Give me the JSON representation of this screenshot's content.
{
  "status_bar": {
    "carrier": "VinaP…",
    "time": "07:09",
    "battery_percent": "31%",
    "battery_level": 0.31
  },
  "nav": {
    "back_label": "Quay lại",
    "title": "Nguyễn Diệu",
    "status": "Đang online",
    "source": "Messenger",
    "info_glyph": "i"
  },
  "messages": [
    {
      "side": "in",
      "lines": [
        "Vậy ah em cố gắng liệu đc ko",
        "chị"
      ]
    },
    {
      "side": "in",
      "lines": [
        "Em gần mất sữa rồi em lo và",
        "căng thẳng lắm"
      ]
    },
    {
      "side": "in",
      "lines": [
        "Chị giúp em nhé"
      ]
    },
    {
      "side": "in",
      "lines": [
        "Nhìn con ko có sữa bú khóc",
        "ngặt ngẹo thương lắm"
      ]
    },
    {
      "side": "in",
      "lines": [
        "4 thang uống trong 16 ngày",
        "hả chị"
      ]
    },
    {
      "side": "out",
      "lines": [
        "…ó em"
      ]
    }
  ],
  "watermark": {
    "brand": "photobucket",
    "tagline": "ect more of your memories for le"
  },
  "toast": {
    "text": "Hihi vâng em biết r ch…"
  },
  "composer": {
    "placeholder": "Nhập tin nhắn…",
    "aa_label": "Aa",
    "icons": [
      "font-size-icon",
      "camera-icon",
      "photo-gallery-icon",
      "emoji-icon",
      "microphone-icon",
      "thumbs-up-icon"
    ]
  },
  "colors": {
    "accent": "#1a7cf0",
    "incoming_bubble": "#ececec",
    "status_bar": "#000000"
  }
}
...
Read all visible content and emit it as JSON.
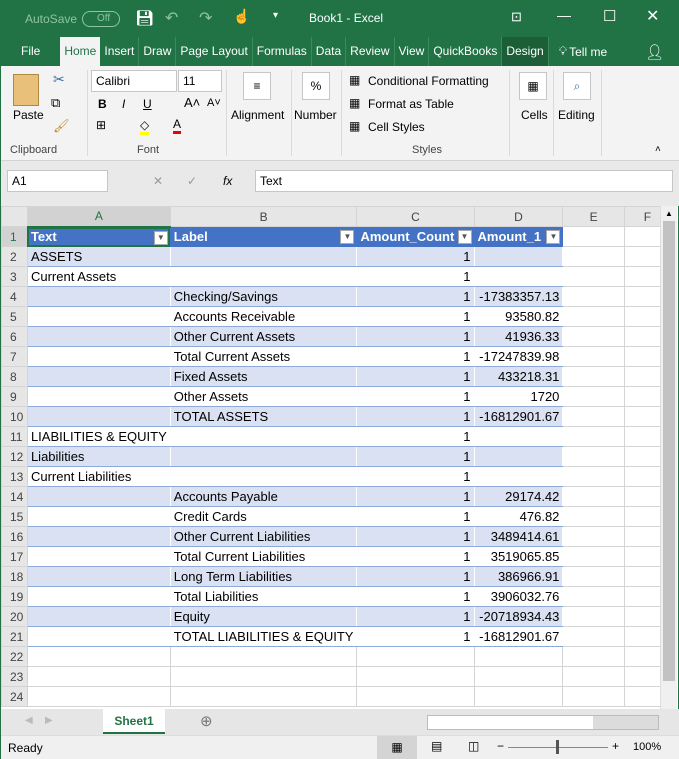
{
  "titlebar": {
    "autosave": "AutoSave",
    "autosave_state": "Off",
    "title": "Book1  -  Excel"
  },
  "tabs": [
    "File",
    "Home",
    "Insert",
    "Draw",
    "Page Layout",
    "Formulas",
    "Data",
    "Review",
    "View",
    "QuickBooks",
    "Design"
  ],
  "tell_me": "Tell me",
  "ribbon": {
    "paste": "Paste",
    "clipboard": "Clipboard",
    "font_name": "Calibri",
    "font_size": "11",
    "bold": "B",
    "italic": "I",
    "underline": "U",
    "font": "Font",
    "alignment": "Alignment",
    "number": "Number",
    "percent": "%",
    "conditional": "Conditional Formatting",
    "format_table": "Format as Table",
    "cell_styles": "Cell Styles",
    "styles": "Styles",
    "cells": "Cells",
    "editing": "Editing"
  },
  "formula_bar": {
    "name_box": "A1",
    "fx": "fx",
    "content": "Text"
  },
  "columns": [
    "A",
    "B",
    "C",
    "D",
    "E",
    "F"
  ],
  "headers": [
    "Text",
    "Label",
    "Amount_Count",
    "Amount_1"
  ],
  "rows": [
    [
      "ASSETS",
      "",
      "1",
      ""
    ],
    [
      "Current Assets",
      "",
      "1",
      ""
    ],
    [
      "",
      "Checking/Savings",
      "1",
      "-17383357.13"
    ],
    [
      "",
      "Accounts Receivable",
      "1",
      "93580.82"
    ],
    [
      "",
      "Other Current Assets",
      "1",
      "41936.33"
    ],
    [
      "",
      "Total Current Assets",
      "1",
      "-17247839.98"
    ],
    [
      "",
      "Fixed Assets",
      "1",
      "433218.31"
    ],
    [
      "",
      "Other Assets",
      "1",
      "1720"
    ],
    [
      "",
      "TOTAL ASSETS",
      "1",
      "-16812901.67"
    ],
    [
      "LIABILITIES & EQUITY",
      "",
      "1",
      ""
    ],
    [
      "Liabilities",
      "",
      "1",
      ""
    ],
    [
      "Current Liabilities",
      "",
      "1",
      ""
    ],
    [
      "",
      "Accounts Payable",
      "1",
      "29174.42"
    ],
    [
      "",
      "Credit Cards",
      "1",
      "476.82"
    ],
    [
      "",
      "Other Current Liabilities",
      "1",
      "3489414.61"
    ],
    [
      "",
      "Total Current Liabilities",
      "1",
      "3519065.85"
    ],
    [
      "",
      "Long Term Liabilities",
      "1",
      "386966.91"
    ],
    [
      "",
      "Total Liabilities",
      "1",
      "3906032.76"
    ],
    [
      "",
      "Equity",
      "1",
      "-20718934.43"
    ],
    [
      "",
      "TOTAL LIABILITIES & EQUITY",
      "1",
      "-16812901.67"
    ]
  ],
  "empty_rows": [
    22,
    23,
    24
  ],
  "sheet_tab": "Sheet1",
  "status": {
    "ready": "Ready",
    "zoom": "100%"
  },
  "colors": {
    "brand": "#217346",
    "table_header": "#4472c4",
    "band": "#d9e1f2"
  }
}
* * *
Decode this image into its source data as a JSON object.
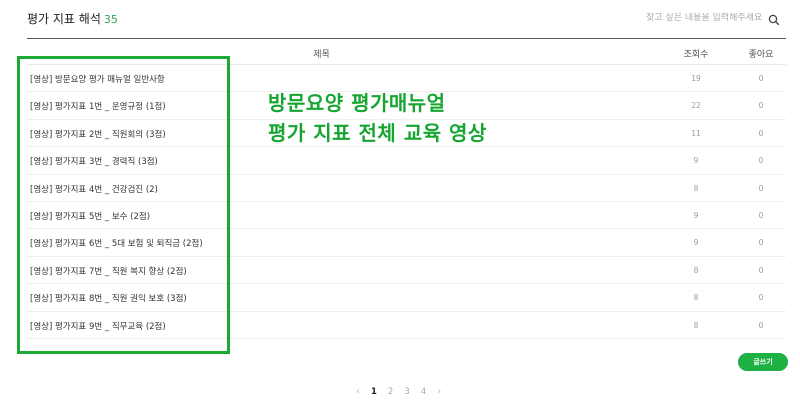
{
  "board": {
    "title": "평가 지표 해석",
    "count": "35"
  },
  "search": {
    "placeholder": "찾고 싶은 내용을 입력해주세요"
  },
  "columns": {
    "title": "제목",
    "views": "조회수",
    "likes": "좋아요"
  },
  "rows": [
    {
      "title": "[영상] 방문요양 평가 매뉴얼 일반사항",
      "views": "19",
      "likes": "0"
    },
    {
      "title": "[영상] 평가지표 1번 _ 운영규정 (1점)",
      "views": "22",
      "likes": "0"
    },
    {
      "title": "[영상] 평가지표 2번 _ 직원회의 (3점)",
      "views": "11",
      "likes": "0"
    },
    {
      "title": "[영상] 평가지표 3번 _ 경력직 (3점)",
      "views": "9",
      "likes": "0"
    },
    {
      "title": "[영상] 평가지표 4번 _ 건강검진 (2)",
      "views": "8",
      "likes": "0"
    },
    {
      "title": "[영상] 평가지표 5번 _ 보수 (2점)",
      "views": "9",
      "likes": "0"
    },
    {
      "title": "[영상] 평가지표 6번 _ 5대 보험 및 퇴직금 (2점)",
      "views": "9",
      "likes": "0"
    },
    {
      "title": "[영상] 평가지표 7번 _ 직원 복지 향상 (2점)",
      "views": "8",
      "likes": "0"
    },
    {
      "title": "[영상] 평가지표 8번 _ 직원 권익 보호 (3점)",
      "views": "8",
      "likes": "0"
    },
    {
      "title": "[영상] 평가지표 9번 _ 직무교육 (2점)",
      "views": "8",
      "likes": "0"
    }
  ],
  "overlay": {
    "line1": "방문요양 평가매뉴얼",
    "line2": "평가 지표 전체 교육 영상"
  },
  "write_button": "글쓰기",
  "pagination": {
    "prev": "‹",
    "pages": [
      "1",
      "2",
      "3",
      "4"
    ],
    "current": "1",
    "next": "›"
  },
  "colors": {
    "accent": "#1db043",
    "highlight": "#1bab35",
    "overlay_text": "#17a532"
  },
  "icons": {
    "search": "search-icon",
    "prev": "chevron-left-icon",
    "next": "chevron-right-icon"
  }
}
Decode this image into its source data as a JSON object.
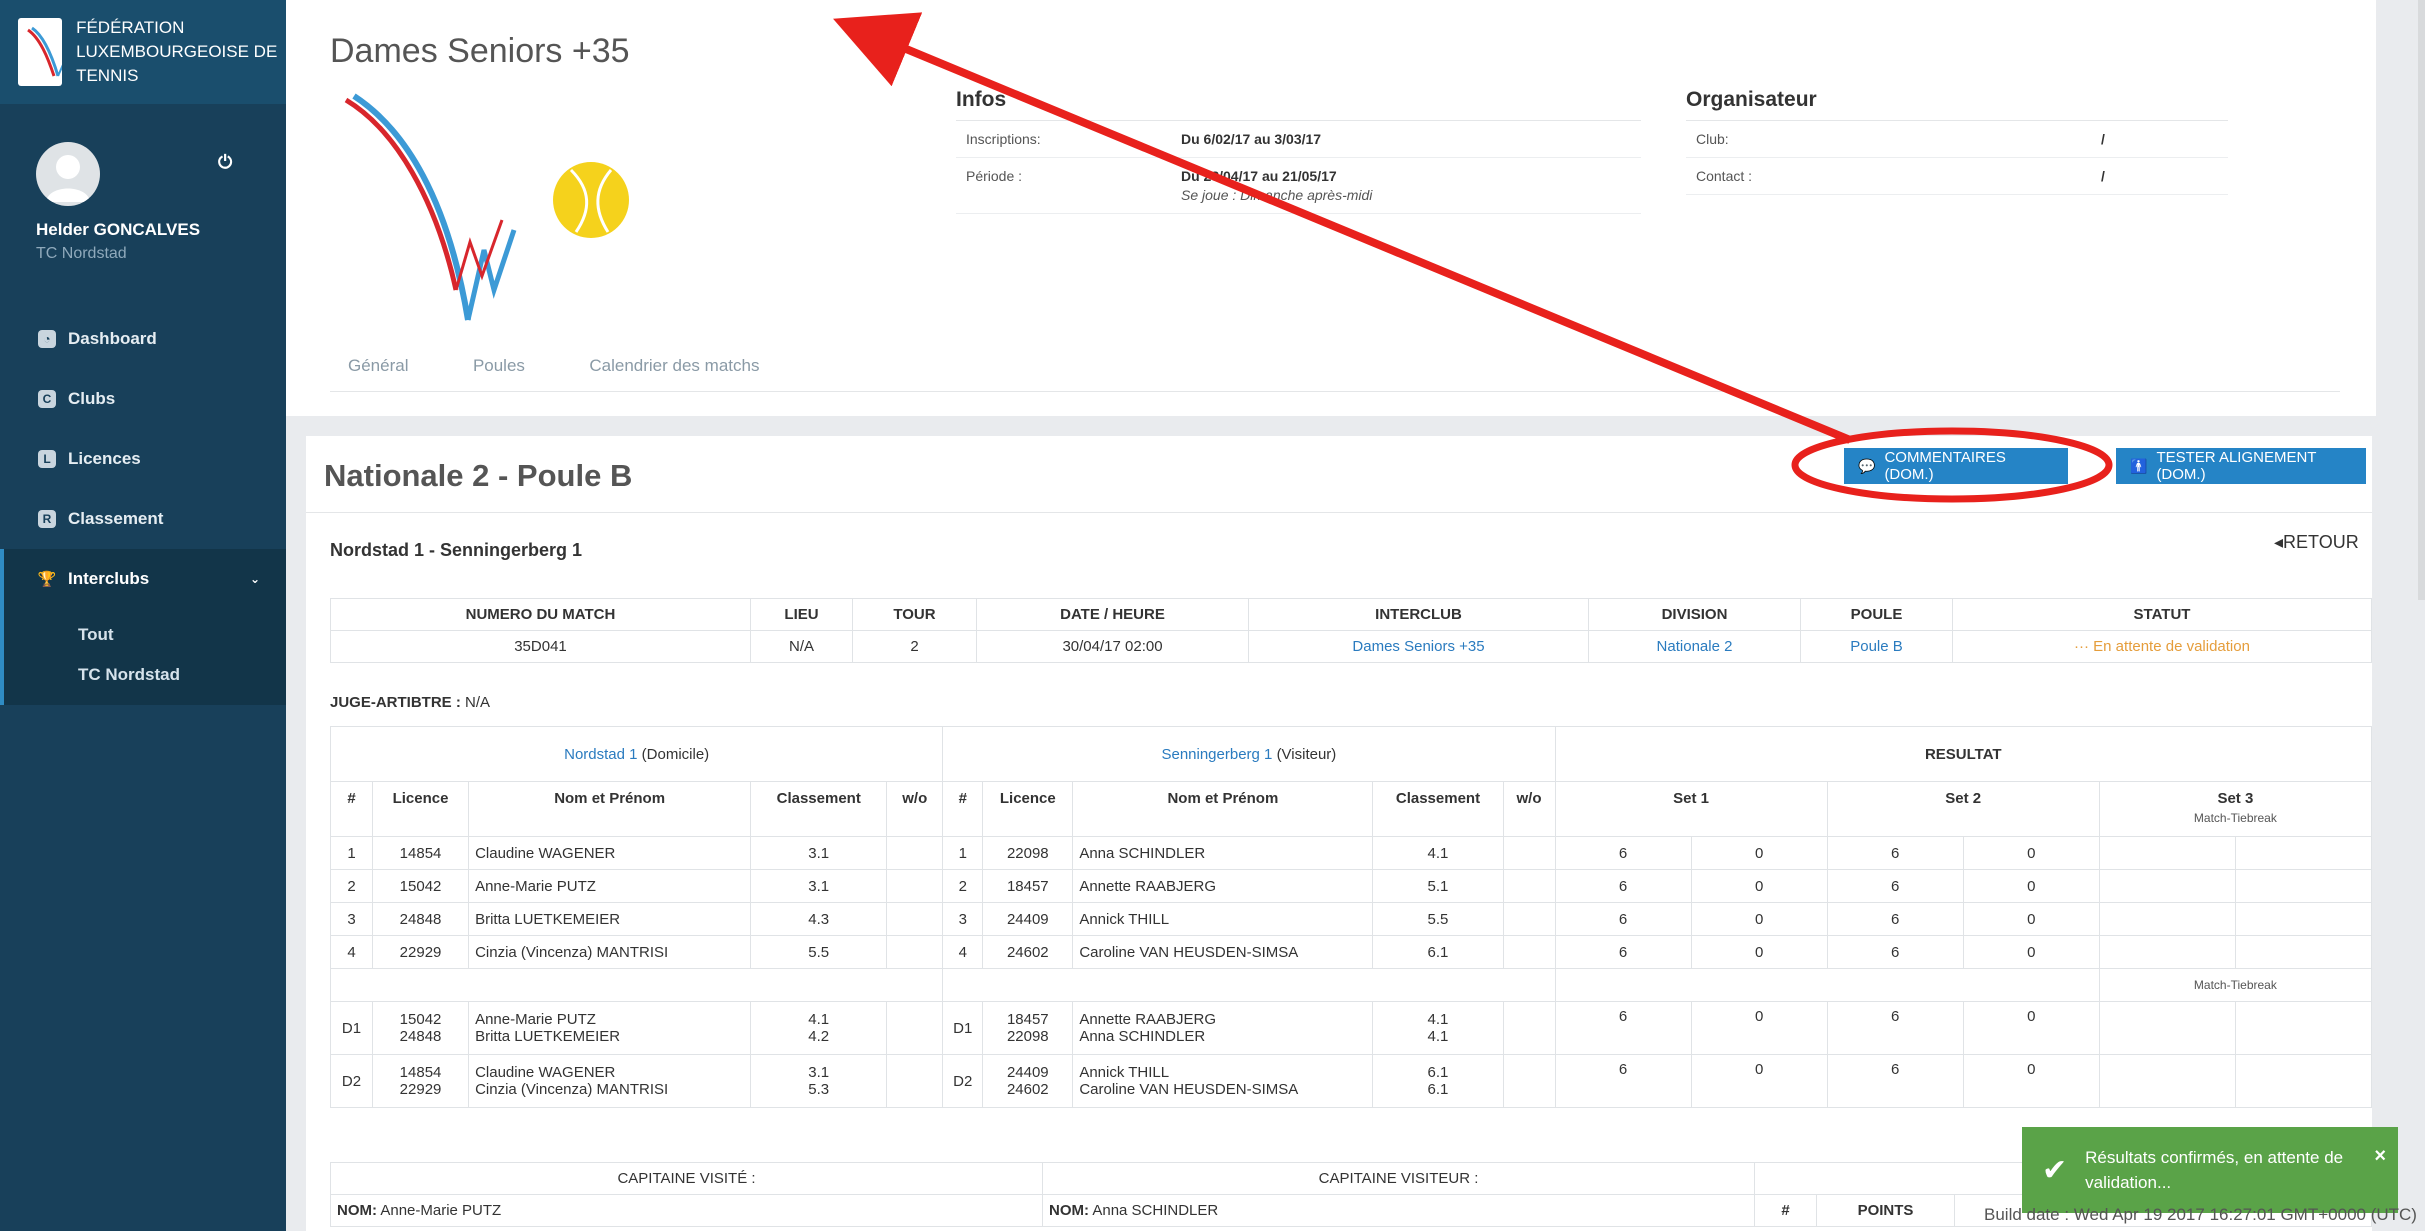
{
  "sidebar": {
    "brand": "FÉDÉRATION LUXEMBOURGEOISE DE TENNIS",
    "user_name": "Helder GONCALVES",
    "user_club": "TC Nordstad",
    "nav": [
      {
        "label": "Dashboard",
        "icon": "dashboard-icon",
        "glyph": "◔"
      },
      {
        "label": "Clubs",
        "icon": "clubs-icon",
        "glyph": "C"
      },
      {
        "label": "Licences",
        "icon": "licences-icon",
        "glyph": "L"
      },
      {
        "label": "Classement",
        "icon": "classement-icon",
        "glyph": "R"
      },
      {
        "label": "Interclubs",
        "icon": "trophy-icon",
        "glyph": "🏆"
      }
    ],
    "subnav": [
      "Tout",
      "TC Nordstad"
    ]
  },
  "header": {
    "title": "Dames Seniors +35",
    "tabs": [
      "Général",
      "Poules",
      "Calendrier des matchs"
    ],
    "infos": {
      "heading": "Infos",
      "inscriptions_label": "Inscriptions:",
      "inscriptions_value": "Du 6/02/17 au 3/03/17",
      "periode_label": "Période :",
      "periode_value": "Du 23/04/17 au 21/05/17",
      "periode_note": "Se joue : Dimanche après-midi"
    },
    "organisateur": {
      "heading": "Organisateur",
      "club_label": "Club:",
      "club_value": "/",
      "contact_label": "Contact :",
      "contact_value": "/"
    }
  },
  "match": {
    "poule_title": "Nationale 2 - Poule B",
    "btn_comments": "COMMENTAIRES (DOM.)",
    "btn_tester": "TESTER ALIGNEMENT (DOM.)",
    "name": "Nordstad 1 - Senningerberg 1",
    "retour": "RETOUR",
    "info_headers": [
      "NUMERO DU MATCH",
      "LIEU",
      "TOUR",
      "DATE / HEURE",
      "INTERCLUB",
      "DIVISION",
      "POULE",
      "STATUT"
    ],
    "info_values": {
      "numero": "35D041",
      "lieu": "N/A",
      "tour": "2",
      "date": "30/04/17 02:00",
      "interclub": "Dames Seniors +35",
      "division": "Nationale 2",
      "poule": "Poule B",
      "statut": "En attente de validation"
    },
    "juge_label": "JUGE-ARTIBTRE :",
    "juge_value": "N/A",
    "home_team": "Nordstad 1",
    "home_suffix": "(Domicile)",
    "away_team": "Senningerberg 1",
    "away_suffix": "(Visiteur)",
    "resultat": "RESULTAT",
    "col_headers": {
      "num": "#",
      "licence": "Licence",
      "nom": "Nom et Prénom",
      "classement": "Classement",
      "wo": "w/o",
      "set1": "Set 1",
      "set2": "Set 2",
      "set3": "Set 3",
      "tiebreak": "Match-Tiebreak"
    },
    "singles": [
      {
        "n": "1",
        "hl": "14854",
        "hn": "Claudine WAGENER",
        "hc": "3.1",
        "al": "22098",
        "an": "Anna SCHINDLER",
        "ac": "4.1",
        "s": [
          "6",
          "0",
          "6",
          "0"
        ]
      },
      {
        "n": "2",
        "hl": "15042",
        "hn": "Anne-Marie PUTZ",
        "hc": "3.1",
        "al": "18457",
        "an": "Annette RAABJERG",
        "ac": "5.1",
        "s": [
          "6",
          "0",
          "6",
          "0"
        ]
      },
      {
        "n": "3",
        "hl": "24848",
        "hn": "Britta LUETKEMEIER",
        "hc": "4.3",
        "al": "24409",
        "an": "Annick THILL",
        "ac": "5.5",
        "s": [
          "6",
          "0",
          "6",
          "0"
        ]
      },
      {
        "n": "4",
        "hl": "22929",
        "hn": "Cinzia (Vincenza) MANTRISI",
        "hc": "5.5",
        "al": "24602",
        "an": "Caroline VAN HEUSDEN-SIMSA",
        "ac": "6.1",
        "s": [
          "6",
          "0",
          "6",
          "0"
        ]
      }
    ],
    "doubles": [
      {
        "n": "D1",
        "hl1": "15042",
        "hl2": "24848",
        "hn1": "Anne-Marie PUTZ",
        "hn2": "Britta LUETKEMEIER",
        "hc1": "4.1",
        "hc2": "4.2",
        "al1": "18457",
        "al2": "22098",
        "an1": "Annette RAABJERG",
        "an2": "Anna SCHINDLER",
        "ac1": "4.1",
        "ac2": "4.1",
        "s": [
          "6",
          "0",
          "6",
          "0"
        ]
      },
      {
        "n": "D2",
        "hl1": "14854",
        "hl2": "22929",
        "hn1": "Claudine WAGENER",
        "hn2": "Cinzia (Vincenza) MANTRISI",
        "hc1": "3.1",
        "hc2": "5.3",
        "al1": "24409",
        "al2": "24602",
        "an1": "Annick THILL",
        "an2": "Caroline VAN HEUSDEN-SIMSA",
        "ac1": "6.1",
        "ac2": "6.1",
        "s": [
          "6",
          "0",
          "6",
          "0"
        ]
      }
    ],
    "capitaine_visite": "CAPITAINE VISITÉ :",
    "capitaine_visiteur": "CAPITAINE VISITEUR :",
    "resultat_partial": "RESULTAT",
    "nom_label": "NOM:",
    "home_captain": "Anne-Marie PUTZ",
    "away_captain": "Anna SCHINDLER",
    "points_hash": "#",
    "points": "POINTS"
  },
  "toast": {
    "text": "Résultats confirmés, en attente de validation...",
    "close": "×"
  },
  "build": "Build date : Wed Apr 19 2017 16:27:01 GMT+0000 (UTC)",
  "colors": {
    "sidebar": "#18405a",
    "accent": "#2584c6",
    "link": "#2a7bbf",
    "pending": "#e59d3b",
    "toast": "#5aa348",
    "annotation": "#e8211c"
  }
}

(Aim of the task) Which lines hold the word "CAPITAINE"? Copy every one of them.

(Answer to the task)
    "capitaine_visite": "CAPITAINE VISITÉ :",
    "capitaine_visiteur": "CAPITAINE VISITEUR :",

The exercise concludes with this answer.